Short exercise »
In the listing that follows, count each line where the word "this" appears; write nothing but the count.

— start of The data —

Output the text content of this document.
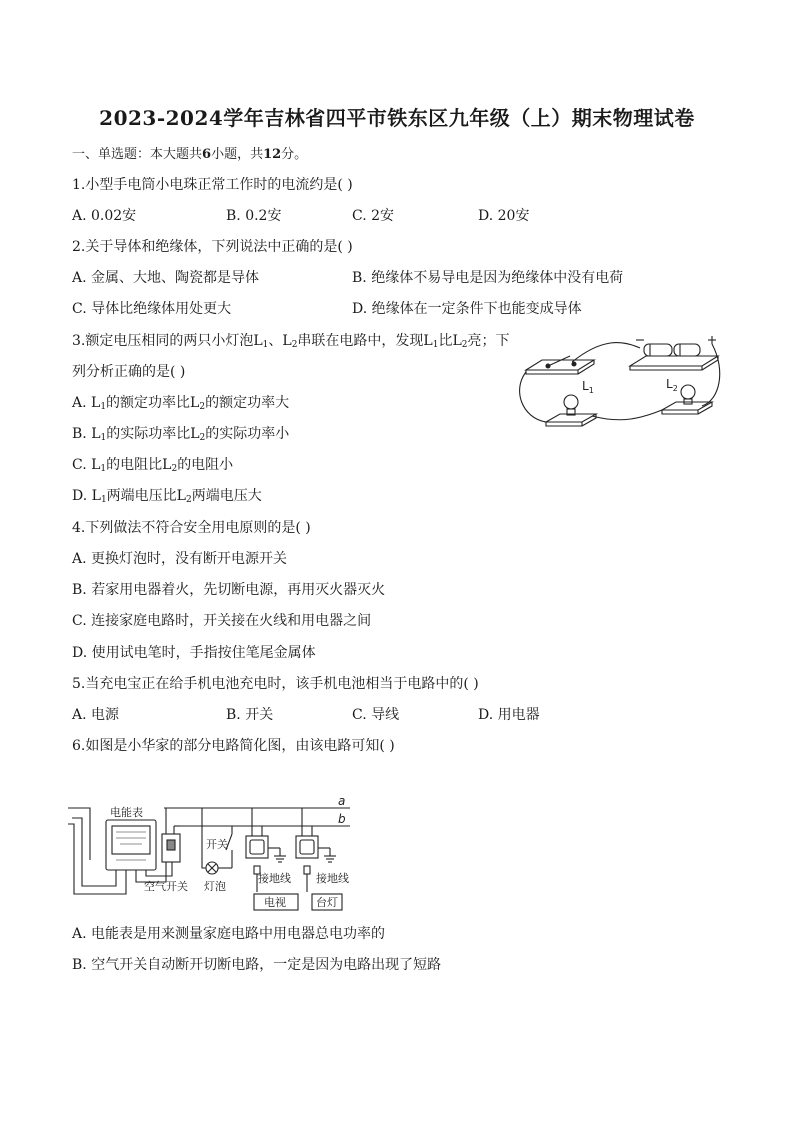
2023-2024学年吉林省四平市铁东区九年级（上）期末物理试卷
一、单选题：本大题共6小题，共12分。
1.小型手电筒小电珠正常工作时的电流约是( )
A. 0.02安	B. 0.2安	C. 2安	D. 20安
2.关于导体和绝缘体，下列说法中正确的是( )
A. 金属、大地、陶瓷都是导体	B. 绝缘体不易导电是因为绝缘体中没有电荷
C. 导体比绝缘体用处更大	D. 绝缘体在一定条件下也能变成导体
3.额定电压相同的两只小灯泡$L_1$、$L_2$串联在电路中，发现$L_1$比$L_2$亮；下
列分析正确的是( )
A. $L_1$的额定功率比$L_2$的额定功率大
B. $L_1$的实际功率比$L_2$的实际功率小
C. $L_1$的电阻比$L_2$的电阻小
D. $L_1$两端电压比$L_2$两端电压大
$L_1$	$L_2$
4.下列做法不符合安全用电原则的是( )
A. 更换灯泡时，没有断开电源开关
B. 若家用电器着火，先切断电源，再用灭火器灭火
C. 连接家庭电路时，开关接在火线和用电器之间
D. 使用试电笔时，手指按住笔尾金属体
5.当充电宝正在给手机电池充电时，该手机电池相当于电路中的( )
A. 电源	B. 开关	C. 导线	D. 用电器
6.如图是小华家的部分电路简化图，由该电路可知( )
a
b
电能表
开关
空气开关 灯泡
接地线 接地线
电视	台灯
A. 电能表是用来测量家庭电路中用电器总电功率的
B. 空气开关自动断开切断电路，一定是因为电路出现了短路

— end of The data —
— start of The data —

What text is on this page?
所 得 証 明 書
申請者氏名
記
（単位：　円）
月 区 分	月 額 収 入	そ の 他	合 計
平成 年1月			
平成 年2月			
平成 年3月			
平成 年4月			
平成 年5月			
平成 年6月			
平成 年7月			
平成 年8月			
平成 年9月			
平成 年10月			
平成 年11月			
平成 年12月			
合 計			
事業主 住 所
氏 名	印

— end of The data —

Written solution »
2